TASK STATEMENT: Return every line below as is, leaving out the pictures.

RECORDS SHOWN:
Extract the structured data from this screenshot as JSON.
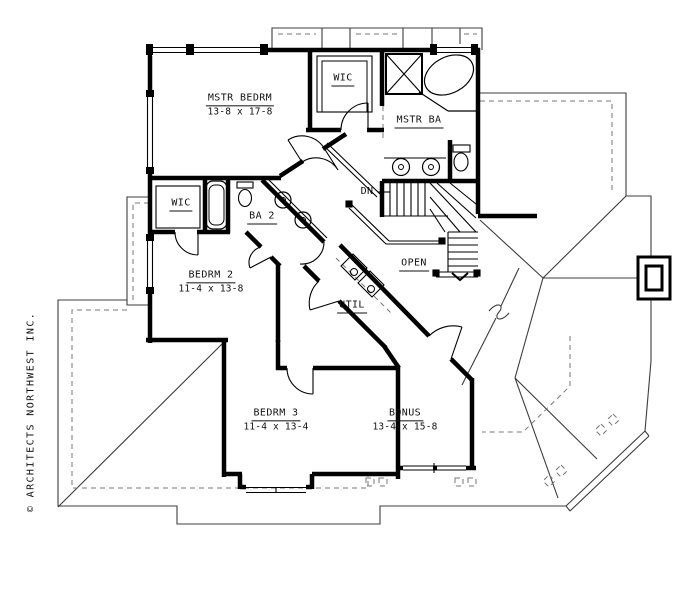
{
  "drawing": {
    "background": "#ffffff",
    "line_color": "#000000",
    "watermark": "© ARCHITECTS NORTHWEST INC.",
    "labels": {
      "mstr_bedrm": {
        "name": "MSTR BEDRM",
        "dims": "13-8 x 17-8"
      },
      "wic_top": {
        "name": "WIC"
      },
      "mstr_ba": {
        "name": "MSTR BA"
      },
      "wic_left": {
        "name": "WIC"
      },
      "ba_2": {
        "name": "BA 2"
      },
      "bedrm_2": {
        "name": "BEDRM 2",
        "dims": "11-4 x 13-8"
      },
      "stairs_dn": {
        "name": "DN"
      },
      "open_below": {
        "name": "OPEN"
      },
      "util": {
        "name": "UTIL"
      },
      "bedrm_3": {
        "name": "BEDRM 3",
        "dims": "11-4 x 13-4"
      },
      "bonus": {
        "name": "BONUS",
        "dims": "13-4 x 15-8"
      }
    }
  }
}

EXERCISE ANSWER:
Extract the structured data from this screenshot as JSON.
{
  "drawing": {
    "background": "#ffffff",
    "line_color": "#000000",
    "watermark": "© ARCHITECTS NORTHWEST INC.",
    "labels": {
      "mstr_bedrm": {
        "name": "MSTR BEDRM",
        "dims": "13-8 x 17-8"
      },
      "wic_top": {
        "name": "WIC"
      },
      "mstr_ba": {
        "name": "MSTR BA"
      },
      "wic_left": {
        "name": "WIC"
      },
      "ba_2": {
        "name": "BA 2"
      },
      "bedrm_2": {
        "name": "BEDRM 2",
        "dims": "11-4 x 13-8"
      },
      "stairs_dn": {
        "name": "DN"
      },
      "open_below": {
        "name": "OPEN"
      },
      "util": {
        "name": "UTIL"
      },
      "bedrm_3": {
        "name": "BEDRM 3",
        "dims": "11-4 x 13-4"
      },
      "bonus": {
        "name": "BONUS",
        "dims": "13-4 x 15-8"
      }
    }
  }
}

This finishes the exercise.